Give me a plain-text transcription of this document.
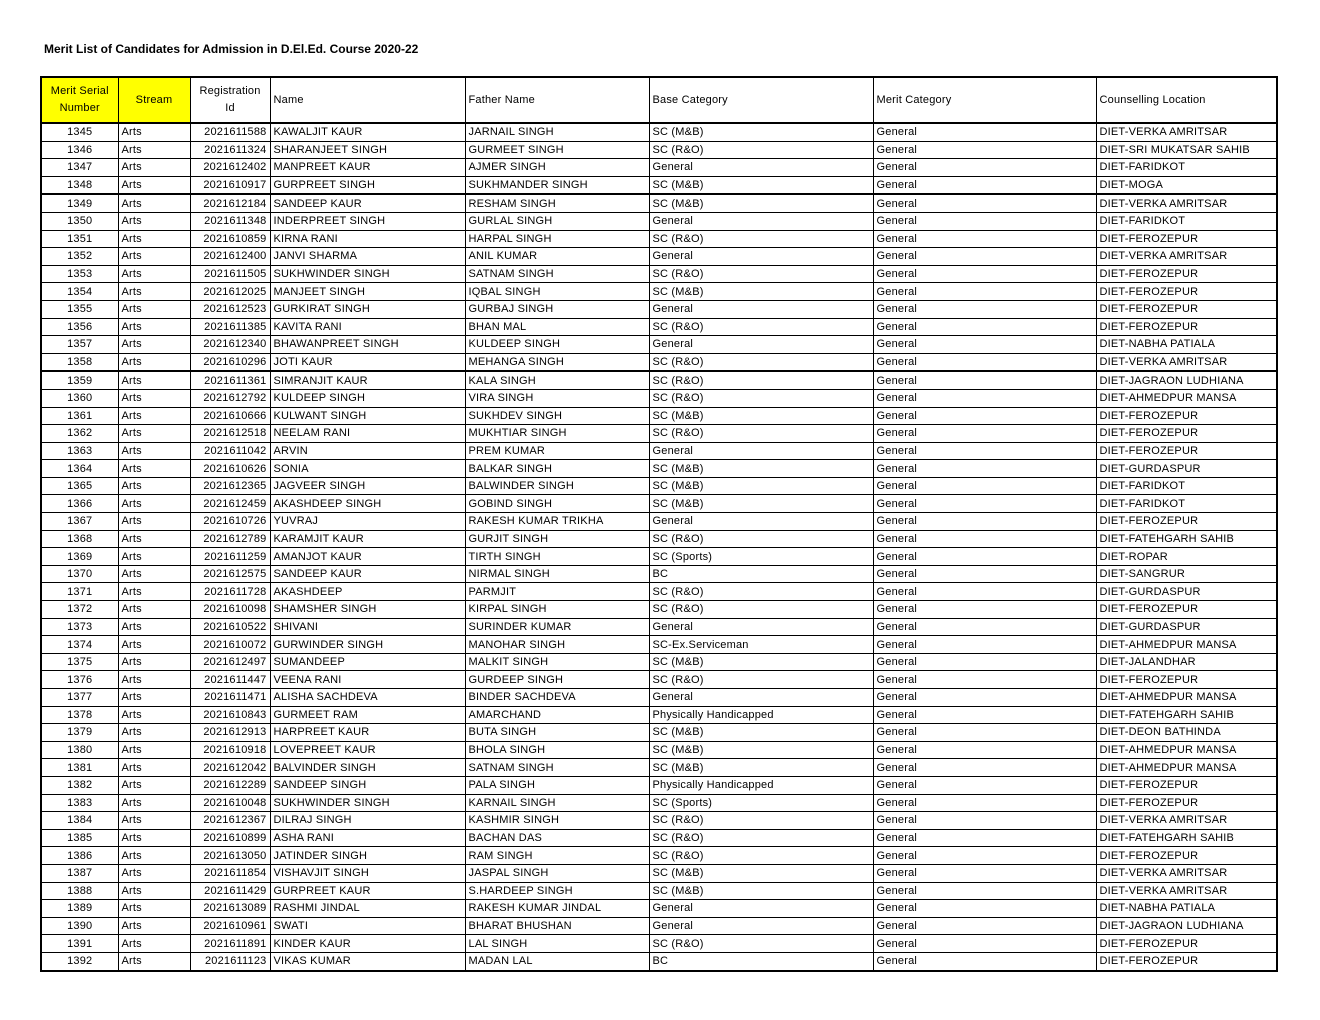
Merit List of Candidates for Admission in D.El.Ed. Course 2020-22
Merit Serial Number	Stream	Registration Id	Name	Father Name	Base Category	Merit Category	Counselling Location
1345	Arts	2021611588	KAWALJIT KAUR	JARNAIL SINGH	SC (M&B)	General	DIET-VERKA AMRITSAR
1346	Arts	2021611324	SHARANJEET SINGH	GURMEET SINGH	SC (R&O)	General	DIET-SRI MUKATSAR SAHIB
1347	Arts	2021612402	MANPREET KAUR	AJMER SINGH	General	General	DIET-FARIDKOT
1348	Arts	2021610917	GURPREET SINGH	SUKHMANDER SINGH	SC (M&B)	General	DIET-MOGA
1349	Arts	2021612184	SANDEEP KAUR	RESHAM SINGH	SC (M&B)	General	DIET-VERKA AMRITSAR
1350	Arts	2021611348	INDERPREET SINGH	GURLAL SINGH	General	General	DIET-FARIDKOT
1351	Arts	2021610859	KIRNA RANI	HARPAL SINGH	SC (R&O)	General	DIET-FEROZEPUR
1352	Arts	2021612400	JANVI SHARMA	ANIL KUMAR	General	General	DIET-VERKA AMRITSAR
1353	Arts	2021611505	SUKHWINDER SINGH	SATNAM SINGH	SC (R&O)	General	DIET-FEROZEPUR
1354	Arts	2021612025	MANJEET SINGH	IQBAL SINGH	SC (M&B)	General	DIET-FEROZEPUR
1355	Arts	2021612523	GURKIRAT SINGH	GURBAJ SINGH	General	General	DIET-FEROZEPUR
1356	Arts	2021611385	KAVITA RANI	BHAN MAL	SC (R&O)	General	DIET-FEROZEPUR
1357	Arts	2021612340	BHAWANPREET SINGH	KULDEEP SINGH	General	General	DIET-NABHA PATIALA
1358	Arts	2021610296	JOTI KAUR	MEHANGA SINGH	SC (R&O)	General	DIET-VERKA AMRITSAR
1359	Arts	2021611361	SIMRANJIT KAUR	KALA SINGH	SC (R&O)	General	DIET-JAGRAON LUDHIANA
1360	Arts	2021612792	KULDEEP SINGH	VIRA SINGH	SC (R&O)	General	DIET-AHMEDPUR MANSA
1361	Arts	2021610666	KULWANT SINGH	SUKHDEV SINGH	SC (M&B)	General	DIET-FEROZEPUR
1362	Arts	2021612518	NEELAM RANI	MUKHTIAR SINGH	SC (R&O)	General	DIET-FEROZEPUR
1363	Arts	2021611042	ARVIN	PREM KUMAR	General	General	DIET-FEROZEPUR
1364	Arts	2021610626	SONIA	BALKAR SINGH	SC (M&B)	General	DIET-GURDASPUR
1365	Arts	2021612365	JAGVEER SINGH	BALWINDER SINGH	SC (M&B)	General	DIET-FARIDKOT
1366	Arts	2021612459	AKASHDEEP SINGH	GOBIND SINGH	SC (M&B)	General	DIET-FARIDKOT
1367	Arts	2021610726	YUVRAJ	RAKESH KUMAR TRIKHA	General	General	DIET-FEROZEPUR
1368	Arts	2021612789	KARAMJIT KAUR	GURJIT SINGH	SC (R&O)	General	DIET-FATEHGARH SAHIB
1369	Arts	2021611259	AMANJOT KAUR	TIRTH SINGH	SC (Sports)	General	DIET-ROPAR
1370	Arts	2021612575	SANDEEP KAUR	NIRMAL SINGH	BC	General	DIET-SANGRUR
1371	Arts	2021611728	AKASHDEEP	PARMJIT	SC (R&O)	General	DIET-GURDASPUR
1372	Arts	2021610098	SHAMSHER SINGH	KIRPAL SINGH	SC (R&O)	General	DIET-FEROZEPUR
1373	Arts	2021610522	SHIVANI	SURINDER KUMAR	General	General	DIET-GURDASPUR
1374	Arts	2021610072	GURWINDER SINGH	MANOHAR SINGH	SC-Ex.Serviceman	General	DIET-AHMEDPUR MANSA
1375	Arts	2021612497	SUMANDEEP	MALKIT SINGH	SC (M&B)	General	DIET-JALANDHAR
1376	Arts	2021611447	VEENA RANI	GURDEEP SINGH	SC (R&O)	General	DIET-FEROZEPUR
1377	Arts	2021611471	ALISHA SACHDEVA	BINDER SACHDEVA	General	General	DIET-AHMEDPUR MANSA
1378	Arts	2021610843	GURMEET RAM	AMARCHAND	Physically Handicapped	General	DIET-FATEHGARH SAHIB
1379	Arts	2021612913	HARPREET KAUR	BUTA SINGH	SC (M&B)	General	DIET-DEON BATHINDA
1380	Arts	2021610918	LOVEPREET KAUR	BHOLA SINGH	SC (M&B)	General	DIET-AHMEDPUR MANSA
1381	Arts	2021612042	BALVINDER SINGH	SATNAM SINGH	SC (M&B)	General	DIET-AHMEDPUR MANSA
1382	Arts	2021612289	SANDEEP SINGH	PALA SINGH	Physically Handicapped	General	DIET-FEROZEPUR
1383	Arts	2021610048	SUKHWINDER SINGH	KARNAIL SINGH	SC (Sports)	General	DIET-FEROZEPUR
1384	Arts	2021612367	DILRAJ SINGH	KASHMIR SINGH	SC (R&O)	General	DIET-VERKA AMRITSAR
1385	Arts	2021610899	ASHA RANI	BACHAN DAS	SC (R&O)	General	DIET-FATEHGARH SAHIB
1386	Arts	2021613050	JATINDER SINGH	RAM SINGH	SC (R&O)	General	DIET-FEROZEPUR
1387	Arts	2021611854	VISHAVJIT SINGH	JASPAL SINGH	SC (M&B)	General	DIET-VERKA AMRITSAR
1388	Arts	2021611429	GURPREET KAUR	S.HARDEEP SINGH	SC (M&B)	General	DIET-VERKA AMRITSAR
1389	Arts	2021613089	RASHMI JINDAL	RAKESH KUMAR JINDAL	General	General	DIET-NABHA PATIALA
1390	Arts	2021610961	SWATI	BHARAT BHUSHAN	General	General	DIET-JAGRAON LUDHIANA
1391	Arts	2021611891	KINDER KAUR	LAL SINGH	SC (R&O)	General	DIET-FEROZEPUR
1392	Arts	2021611123	VIKAS KUMAR	MADAN LAL	BC	General	DIET-FEROZEPUR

━━━━

**Set exercise:**
All of the data needs repeating exactly, but the pictures do not.

**The completed task:**
Give me a plain-text transcription of this document.
Merit List of Candidates for Admission in D.El.Ed. Course 2020-22
Merit Serial Number	Stream	Registration Id	Name	Father Name	Base Category	Merit Category	Counselling Location
1345	Arts	2021611588	KAWALJIT KAUR	JARNAIL SINGH	SC (M&B)	General	DIET-VERKA AMRITSAR
1346	Arts	2021611324	SHARANJEET SINGH	GURMEET SINGH	SC (R&O)	General	DIET-SRI MUKATSAR SAHIB
1347	Arts	2021612402	MANPREET KAUR	AJMER SINGH	General	General	DIET-FARIDKOT
1348	Arts	2021610917	GURPREET SINGH	SUKHMANDER SINGH	SC (M&B)	General	DIET-MOGA
1349	Arts	2021612184	SANDEEP KAUR	RESHAM SINGH	SC (M&B)	General	DIET-VERKA AMRITSAR
1350	Arts	2021611348	INDERPREET SINGH	GURLAL SINGH	General	General	DIET-FARIDKOT
1351	Arts	2021610859	KIRNA RANI	HARPAL SINGH	SC (R&O)	General	DIET-FEROZEPUR
1352	Arts	2021612400	JANVI SHARMA	ANIL KUMAR	General	General	DIET-VERKA AMRITSAR
1353	Arts	2021611505	SUKHWINDER SINGH	SATNAM SINGH	SC (R&O)	General	DIET-FEROZEPUR
1354	Arts	2021612025	MANJEET SINGH	IQBAL SINGH	SC (M&B)	General	DIET-FEROZEPUR
1355	Arts	2021612523	GURKIRAT SINGH	GURBAJ SINGH	General	General	DIET-FEROZEPUR
1356	Arts	2021611385	KAVITA RANI	BHAN MAL	SC (R&O)	General	DIET-FEROZEPUR
1357	Arts	2021612340	BHAWANPREET SINGH	KULDEEP SINGH	General	General	DIET-NABHA PATIALA
1358	Arts	2021610296	JOTI KAUR	MEHANGA SINGH	SC (R&O)	General	DIET-VERKA AMRITSAR
1359	Arts	2021611361	SIMRANJIT KAUR	KALA SINGH	SC (R&O)	General	DIET-JAGRAON LUDHIANA
1360	Arts	2021612792	KULDEEP SINGH	VIRA SINGH	SC (R&O)	General	DIET-AHMEDPUR MANSA
1361	Arts	2021610666	KULWANT SINGH	SUKHDEV SINGH	SC (M&B)	General	DIET-FEROZEPUR
1362	Arts	2021612518	NEELAM RANI	MUKHTIAR SINGH	SC (R&O)	General	DIET-FEROZEPUR
1363	Arts	2021611042	ARVIN	PREM KUMAR	General	General	DIET-FEROZEPUR
1364	Arts	2021610626	SONIA	BALKAR SINGH	SC (M&B)	General	DIET-GURDASPUR
1365	Arts	2021612365	JAGVEER SINGH	BALWINDER SINGH	SC (M&B)	General	DIET-FARIDKOT
1366	Arts	2021612459	AKASHDEEP SINGH	GOBIND SINGH	SC (M&B)	General	DIET-FARIDKOT
1367	Arts	2021610726	YUVRAJ	RAKESH KUMAR TRIKHA	General	General	DIET-FEROZEPUR
1368	Arts	2021612789	KARAMJIT KAUR	GURJIT SINGH	SC (R&O)	General	DIET-FATEHGARH SAHIB
1369	Arts	2021611259	AMANJOT KAUR	TIRTH SINGH	SC (Sports)	General	DIET-ROPAR
1370	Arts	2021612575	SANDEEP KAUR	NIRMAL SINGH	BC	General	DIET-SANGRUR
1371	Arts	2021611728	AKASHDEEP	PARMJIT	SC (R&O)	General	DIET-GURDASPUR
1372	Arts	2021610098	SHAMSHER SINGH	KIRPAL SINGH	SC (R&O)	General	DIET-FEROZEPUR
1373	Arts	2021610522	SHIVANI	SURINDER KUMAR	General	General	DIET-GURDASPUR
1374	Arts	2021610072	GURWINDER SINGH	MANOHAR SINGH	SC-Ex.Serviceman	General	DIET-AHMEDPUR MANSA
1375	Arts	2021612497	SUMANDEEP	MALKIT SINGH	SC (M&B)	General	DIET-JALANDHAR
1376	Arts	2021611447	VEENA RANI	GURDEEP SINGH	SC (R&O)	General	DIET-FEROZEPUR
1377	Arts	2021611471	ALISHA SACHDEVA	BINDER SACHDEVA	General	General	DIET-AHMEDPUR MANSA
1378	Arts	2021610843	GURMEET RAM	AMARCHAND	Physically Handicapped	General	DIET-FATEHGARH SAHIB
1379	Arts	2021612913	HARPREET KAUR	BUTA SINGH	SC (M&B)	General	DIET-DEON BATHINDA
1380	Arts	2021610918	LOVEPREET KAUR	BHOLA SINGH	SC (M&B)	General	DIET-AHMEDPUR MANSA
1381	Arts	2021612042	BALVINDER SINGH	SATNAM SINGH	SC (M&B)	General	DIET-AHMEDPUR MANSA
1382	Arts	2021612289	SANDEEP SINGH	PALA SINGH	Physically Handicapped	General	DIET-FEROZEPUR
1383	Arts	2021610048	SUKHWINDER SINGH	KARNAIL SINGH	SC (Sports)	General	DIET-FEROZEPUR
1384	Arts	2021612367	DILRAJ SINGH	KASHMIR SINGH	SC (R&O)	General	DIET-VERKA AMRITSAR
1385	Arts	2021610899	ASHA RANI	BACHAN DAS	SC (R&O)	General	DIET-FATEHGARH SAHIB
1386	Arts	2021613050	JATINDER SINGH	RAM SINGH	SC (R&O)	General	DIET-FEROZEPUR
1387	Arts	2021611854	VISHAVJIT SINGH	JASPAL SINGH	SC (M&B)	General	DIET-VERKA AMRITSAR
1388	Arts	2021611429	GURPREET KAUR	S.HARDEEP SINGH	SC (M&B)	General	DIET-VERKA AMRITSAR
1389	Arts	2021613089	RASHMI JINDAL	RAKESH KUMAR JINDAL	General	General	DIET-NABHA PATIALA
1390	Arts	2021610961	SWATI	BHARAT BHUSHAN	General	General	DIET-JAGRAON LUDHIANA
1391	Arts	2021611891	KINDER KAUR	LAL SINGH	SC (R&O)	General	DIET-FEROZEPUR
1392	Arts	2021611123	VIKAS KUMAR	MADAN LAL	BC	General	DIET-FEROZEPUR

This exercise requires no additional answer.